In the entries below, count the lines holding "jogadores". Reply with the number only.

-- START --

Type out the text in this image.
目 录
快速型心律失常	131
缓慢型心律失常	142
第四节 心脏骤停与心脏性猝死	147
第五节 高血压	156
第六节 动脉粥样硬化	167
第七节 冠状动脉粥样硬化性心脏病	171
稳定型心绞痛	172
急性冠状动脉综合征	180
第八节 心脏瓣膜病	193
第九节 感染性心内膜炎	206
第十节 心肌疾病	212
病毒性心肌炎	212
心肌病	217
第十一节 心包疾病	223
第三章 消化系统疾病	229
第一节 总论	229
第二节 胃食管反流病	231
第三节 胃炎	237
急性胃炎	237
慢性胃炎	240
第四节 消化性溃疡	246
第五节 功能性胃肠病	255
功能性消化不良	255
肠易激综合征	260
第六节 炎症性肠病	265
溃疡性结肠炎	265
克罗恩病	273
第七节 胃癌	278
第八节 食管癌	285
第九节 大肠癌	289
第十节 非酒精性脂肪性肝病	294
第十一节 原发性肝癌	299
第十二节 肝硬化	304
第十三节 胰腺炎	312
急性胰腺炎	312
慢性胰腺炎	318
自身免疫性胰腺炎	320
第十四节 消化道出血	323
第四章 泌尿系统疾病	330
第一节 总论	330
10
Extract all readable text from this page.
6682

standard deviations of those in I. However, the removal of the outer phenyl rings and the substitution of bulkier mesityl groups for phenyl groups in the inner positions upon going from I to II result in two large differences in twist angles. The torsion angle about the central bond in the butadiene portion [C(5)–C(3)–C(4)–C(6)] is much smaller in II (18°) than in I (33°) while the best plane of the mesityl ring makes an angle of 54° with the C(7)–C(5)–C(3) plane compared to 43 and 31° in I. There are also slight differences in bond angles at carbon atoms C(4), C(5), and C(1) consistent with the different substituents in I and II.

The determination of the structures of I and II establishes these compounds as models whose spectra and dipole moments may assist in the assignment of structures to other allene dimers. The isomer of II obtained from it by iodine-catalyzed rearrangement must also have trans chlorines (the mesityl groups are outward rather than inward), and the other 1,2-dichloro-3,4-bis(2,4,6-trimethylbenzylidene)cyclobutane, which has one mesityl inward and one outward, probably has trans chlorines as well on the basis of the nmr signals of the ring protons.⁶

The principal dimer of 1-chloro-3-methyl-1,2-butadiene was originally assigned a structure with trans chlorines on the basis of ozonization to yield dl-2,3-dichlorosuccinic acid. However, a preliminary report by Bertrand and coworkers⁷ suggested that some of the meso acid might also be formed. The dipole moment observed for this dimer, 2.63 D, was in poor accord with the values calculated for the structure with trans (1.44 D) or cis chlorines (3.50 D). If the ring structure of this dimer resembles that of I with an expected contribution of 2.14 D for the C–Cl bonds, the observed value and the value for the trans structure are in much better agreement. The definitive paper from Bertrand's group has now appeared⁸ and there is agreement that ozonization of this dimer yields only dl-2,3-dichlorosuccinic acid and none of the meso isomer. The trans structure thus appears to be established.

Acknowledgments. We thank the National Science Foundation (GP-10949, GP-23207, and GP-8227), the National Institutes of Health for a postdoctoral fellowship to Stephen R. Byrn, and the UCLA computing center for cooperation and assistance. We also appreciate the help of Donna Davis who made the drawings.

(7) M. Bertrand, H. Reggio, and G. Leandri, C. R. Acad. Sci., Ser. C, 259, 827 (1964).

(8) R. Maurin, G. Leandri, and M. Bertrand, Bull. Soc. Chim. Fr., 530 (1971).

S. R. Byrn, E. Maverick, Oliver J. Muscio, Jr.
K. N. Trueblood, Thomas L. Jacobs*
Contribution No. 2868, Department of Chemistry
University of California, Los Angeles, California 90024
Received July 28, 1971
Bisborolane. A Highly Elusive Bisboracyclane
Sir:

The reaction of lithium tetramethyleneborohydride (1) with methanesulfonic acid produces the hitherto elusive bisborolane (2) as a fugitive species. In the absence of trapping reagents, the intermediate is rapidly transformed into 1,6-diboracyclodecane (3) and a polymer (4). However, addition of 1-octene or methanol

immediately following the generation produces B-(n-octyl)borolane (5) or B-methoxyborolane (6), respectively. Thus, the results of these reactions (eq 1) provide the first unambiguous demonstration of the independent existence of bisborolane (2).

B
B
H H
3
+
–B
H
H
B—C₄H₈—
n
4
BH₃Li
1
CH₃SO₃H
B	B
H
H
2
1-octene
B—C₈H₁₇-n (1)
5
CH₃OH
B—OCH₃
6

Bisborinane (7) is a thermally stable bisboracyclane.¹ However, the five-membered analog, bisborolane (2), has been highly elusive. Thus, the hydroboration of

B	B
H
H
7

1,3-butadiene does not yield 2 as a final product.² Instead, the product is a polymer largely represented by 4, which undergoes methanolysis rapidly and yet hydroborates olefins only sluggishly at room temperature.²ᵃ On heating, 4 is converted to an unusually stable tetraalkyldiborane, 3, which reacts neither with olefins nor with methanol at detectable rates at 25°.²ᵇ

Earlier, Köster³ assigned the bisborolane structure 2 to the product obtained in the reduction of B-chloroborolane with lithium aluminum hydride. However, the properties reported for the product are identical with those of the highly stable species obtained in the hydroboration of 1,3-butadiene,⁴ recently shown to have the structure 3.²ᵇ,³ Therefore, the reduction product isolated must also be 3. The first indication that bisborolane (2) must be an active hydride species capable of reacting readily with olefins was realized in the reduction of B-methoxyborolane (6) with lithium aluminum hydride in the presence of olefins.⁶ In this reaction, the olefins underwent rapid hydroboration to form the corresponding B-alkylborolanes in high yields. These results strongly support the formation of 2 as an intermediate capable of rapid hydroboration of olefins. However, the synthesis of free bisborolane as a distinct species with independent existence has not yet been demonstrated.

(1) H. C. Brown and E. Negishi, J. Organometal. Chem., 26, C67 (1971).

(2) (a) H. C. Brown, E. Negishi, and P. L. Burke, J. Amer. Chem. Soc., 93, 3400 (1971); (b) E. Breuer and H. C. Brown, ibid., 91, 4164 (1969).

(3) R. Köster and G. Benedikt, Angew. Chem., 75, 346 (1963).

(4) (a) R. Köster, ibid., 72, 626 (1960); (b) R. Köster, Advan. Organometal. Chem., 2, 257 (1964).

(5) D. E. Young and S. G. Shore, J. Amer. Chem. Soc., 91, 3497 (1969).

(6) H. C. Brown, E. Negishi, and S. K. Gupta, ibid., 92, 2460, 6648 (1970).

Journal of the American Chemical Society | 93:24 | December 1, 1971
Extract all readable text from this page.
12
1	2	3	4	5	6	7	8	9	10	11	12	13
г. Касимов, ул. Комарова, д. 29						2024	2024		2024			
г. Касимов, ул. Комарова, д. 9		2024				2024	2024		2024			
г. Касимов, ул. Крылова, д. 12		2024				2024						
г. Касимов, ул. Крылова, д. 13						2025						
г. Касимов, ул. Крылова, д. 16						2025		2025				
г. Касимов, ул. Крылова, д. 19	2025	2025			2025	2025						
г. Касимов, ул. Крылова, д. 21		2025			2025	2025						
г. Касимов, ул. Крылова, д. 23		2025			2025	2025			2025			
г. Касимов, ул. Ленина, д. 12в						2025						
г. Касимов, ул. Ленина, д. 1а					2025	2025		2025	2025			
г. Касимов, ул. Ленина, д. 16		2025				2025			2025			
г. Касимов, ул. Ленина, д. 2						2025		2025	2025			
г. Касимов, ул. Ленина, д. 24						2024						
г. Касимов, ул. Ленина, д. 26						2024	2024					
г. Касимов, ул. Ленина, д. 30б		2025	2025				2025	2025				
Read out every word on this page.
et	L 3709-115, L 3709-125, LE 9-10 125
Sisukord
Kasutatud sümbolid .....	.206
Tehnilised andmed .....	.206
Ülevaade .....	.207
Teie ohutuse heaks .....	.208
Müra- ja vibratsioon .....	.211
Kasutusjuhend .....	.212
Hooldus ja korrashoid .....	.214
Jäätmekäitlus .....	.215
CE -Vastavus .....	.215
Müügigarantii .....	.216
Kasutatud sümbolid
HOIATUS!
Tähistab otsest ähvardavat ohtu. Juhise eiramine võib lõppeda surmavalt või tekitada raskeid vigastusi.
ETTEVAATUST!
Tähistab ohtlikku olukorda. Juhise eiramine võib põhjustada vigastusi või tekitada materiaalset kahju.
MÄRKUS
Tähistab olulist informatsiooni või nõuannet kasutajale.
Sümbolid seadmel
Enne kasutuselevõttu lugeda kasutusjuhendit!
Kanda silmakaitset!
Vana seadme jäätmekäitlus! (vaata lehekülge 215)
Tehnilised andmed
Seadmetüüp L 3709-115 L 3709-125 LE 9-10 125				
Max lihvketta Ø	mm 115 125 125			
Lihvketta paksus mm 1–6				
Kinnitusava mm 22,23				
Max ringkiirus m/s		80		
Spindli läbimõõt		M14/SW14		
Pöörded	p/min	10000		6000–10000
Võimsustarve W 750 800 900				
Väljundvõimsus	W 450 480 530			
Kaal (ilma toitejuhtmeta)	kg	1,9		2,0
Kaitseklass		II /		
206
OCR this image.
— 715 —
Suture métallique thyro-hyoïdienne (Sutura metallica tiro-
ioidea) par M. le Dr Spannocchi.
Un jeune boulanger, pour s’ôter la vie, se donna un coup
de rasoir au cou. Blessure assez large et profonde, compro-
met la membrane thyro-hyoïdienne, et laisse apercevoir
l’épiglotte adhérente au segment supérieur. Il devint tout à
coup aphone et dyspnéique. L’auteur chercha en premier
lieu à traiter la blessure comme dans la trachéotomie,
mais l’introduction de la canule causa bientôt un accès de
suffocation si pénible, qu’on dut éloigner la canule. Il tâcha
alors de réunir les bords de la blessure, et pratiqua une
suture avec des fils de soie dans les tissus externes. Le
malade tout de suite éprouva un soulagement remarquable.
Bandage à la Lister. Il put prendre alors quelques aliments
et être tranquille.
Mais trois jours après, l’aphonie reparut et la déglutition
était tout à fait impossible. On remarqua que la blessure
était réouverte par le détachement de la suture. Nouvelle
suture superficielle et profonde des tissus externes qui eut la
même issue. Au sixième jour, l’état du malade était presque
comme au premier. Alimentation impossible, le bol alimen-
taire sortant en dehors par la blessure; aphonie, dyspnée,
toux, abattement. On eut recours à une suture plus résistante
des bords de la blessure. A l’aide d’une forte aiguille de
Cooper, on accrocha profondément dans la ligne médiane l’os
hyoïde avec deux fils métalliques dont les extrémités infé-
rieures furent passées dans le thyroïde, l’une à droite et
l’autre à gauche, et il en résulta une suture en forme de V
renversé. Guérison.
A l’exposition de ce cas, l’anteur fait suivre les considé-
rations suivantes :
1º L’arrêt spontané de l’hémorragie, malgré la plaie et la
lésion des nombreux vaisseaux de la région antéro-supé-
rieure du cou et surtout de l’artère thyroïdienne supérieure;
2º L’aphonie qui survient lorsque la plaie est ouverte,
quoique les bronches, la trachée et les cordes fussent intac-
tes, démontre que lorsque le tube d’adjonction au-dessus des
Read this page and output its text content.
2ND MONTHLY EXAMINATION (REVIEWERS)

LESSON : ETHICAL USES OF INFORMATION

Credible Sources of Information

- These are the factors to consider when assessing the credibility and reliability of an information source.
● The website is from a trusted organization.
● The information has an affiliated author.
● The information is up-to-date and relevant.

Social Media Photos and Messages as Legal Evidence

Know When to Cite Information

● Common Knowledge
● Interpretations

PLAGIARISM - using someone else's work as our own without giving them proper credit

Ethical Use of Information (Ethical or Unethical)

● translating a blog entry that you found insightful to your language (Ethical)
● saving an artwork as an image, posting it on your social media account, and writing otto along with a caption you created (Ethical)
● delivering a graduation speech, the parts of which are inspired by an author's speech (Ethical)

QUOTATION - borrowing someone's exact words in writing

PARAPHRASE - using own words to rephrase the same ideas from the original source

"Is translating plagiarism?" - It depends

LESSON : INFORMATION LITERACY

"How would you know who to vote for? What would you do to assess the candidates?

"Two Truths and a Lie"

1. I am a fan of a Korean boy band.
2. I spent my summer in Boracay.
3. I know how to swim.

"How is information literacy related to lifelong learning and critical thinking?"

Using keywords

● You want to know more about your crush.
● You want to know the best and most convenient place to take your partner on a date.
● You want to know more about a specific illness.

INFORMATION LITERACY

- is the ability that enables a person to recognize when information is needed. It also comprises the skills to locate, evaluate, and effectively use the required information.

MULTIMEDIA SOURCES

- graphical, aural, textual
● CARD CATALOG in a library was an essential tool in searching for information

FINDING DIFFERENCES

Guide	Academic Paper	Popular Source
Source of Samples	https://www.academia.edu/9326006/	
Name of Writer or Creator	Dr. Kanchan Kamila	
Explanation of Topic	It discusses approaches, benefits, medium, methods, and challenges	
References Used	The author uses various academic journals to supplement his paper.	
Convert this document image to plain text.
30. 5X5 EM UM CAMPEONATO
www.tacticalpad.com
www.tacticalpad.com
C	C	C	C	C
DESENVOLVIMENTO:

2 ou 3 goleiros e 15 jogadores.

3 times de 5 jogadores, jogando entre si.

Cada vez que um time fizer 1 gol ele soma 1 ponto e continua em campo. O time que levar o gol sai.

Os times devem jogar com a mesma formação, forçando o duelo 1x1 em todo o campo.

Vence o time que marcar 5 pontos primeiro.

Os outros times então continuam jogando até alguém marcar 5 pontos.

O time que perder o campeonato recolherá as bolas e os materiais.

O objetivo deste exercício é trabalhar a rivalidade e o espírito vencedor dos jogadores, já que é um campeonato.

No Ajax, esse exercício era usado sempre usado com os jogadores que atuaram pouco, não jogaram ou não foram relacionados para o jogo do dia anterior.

-- END --

**CORRECT OUTPUT**
4